Stored entries
════════
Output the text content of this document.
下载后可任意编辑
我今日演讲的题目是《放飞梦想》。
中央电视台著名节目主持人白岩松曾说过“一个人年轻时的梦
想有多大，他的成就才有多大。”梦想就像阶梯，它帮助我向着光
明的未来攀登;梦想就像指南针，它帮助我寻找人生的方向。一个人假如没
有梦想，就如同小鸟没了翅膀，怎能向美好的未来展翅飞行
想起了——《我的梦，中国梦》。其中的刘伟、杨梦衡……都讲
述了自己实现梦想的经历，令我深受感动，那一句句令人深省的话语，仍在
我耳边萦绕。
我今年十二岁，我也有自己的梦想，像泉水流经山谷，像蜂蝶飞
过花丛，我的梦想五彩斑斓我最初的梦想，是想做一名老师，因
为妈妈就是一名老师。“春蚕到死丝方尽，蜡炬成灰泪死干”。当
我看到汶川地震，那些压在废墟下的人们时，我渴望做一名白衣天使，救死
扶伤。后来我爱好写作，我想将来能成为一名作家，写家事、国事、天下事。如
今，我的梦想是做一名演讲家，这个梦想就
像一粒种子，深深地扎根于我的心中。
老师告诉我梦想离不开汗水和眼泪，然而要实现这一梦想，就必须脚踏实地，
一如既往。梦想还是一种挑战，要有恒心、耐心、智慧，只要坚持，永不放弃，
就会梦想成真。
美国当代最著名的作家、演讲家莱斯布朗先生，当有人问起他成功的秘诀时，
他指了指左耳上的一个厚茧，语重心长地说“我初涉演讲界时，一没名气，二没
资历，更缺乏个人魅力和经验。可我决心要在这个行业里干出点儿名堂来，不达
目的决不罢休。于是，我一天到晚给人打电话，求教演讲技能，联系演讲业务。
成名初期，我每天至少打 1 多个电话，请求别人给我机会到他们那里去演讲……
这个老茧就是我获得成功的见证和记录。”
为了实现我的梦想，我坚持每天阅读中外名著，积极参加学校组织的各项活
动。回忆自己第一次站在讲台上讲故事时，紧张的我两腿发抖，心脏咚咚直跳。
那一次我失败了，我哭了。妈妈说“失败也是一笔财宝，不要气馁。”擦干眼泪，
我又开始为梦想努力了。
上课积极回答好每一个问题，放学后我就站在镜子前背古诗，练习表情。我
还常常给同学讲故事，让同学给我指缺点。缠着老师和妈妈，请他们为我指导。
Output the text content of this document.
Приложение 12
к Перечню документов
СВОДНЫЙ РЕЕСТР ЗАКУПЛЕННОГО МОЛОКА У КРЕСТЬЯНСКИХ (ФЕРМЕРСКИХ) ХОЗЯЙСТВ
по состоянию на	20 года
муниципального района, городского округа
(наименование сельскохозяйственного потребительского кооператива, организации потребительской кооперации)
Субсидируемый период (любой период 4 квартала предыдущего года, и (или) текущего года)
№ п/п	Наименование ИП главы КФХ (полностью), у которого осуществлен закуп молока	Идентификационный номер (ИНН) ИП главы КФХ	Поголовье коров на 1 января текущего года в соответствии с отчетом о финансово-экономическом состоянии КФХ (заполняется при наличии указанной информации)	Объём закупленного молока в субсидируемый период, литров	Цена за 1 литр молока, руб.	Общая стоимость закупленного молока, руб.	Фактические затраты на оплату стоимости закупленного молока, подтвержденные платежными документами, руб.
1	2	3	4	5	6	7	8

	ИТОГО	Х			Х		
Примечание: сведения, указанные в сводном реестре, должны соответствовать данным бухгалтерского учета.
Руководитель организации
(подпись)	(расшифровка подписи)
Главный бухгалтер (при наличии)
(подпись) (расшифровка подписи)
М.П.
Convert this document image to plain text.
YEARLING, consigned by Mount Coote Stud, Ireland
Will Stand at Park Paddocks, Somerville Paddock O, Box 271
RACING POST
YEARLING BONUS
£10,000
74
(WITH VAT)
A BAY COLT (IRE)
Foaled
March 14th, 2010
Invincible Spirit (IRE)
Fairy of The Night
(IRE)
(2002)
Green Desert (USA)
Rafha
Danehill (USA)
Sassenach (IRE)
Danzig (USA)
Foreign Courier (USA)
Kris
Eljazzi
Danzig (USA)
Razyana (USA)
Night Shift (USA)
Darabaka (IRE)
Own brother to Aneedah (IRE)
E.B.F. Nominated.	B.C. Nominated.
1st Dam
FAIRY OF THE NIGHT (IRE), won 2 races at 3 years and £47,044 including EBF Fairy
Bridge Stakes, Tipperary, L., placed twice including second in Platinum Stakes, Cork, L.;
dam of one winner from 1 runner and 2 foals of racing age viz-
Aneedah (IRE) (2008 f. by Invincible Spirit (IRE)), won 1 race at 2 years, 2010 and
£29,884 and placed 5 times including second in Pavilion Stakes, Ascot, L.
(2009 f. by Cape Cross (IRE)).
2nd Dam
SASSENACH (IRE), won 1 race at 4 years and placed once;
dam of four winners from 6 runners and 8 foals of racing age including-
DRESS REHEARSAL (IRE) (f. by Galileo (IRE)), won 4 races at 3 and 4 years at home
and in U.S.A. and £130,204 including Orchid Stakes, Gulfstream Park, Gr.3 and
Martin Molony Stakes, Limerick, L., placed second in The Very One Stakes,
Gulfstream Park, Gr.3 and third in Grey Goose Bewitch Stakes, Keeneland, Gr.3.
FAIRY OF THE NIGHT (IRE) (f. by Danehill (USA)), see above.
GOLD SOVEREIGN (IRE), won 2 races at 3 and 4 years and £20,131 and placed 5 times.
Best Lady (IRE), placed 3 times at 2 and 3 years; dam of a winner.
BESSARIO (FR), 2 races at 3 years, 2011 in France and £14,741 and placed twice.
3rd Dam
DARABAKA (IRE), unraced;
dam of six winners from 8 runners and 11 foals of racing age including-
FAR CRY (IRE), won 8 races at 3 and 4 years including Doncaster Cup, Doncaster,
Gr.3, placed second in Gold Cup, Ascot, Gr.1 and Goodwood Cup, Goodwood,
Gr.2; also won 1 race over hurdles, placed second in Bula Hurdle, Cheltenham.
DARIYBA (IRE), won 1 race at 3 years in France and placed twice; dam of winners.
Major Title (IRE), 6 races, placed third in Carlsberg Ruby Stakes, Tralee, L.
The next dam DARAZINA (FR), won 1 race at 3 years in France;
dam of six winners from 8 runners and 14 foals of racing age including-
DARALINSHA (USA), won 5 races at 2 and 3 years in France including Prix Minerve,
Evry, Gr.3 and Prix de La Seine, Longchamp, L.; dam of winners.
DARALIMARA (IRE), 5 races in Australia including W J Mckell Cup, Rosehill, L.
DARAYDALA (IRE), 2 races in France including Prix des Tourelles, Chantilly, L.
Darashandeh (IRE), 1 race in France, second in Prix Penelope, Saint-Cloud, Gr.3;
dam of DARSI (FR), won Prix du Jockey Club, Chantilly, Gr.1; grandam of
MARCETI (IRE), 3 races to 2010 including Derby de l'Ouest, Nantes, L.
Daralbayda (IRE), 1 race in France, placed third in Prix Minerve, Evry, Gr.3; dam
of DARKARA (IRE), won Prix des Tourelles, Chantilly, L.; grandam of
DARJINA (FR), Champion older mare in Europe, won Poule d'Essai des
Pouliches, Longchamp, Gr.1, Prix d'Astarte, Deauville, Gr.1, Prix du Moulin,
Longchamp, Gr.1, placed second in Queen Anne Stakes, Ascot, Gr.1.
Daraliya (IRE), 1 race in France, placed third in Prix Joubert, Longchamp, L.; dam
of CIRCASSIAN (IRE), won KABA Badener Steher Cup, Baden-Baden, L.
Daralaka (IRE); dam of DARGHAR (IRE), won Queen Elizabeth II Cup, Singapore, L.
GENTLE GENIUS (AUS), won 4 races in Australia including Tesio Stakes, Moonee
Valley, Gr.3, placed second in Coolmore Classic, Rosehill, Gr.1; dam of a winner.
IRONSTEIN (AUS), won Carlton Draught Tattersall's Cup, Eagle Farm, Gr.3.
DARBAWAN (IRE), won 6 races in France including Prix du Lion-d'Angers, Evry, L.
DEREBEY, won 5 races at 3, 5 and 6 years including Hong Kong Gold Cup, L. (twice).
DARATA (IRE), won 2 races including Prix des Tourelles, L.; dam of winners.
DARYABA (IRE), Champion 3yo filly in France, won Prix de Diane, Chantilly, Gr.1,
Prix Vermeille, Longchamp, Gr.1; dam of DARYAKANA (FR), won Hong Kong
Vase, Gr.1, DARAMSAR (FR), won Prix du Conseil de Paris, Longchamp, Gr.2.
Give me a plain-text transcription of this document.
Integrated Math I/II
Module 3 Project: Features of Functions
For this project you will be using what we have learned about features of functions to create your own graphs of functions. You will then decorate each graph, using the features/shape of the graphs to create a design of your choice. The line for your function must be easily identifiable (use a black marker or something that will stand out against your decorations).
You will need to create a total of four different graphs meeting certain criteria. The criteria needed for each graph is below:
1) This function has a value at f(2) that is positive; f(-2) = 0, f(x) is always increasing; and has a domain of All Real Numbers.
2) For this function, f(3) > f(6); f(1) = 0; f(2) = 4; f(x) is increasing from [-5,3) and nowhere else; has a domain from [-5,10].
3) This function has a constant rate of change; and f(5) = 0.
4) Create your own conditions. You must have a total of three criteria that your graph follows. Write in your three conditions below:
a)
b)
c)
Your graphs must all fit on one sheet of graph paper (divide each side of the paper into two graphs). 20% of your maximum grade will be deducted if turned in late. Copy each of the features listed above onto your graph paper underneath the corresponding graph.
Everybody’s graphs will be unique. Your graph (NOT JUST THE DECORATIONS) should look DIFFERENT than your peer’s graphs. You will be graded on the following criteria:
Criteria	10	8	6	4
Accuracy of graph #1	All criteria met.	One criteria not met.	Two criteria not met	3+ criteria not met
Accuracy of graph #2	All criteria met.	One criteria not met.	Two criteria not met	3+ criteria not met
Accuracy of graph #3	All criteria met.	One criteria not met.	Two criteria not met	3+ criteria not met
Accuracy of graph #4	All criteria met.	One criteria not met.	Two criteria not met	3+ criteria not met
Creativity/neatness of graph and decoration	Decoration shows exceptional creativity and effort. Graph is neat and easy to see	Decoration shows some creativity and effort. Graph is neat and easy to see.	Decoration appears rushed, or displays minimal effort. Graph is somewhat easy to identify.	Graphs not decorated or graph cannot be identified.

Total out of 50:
════════
What to work on | In the listing above, find each line with the word "Park" and copy it.

Solved problem |
Will Stand at Park Paddocks, Somerville Paddock O, Box 271
and in U.S.A. and £130,204 including Orchid Stakes, Gulfstream Park, Gr.3 and
Gulfstream Park, Gr.3 and third in Grey Goose Bewitch Stakes, Keeneland, Gr.3.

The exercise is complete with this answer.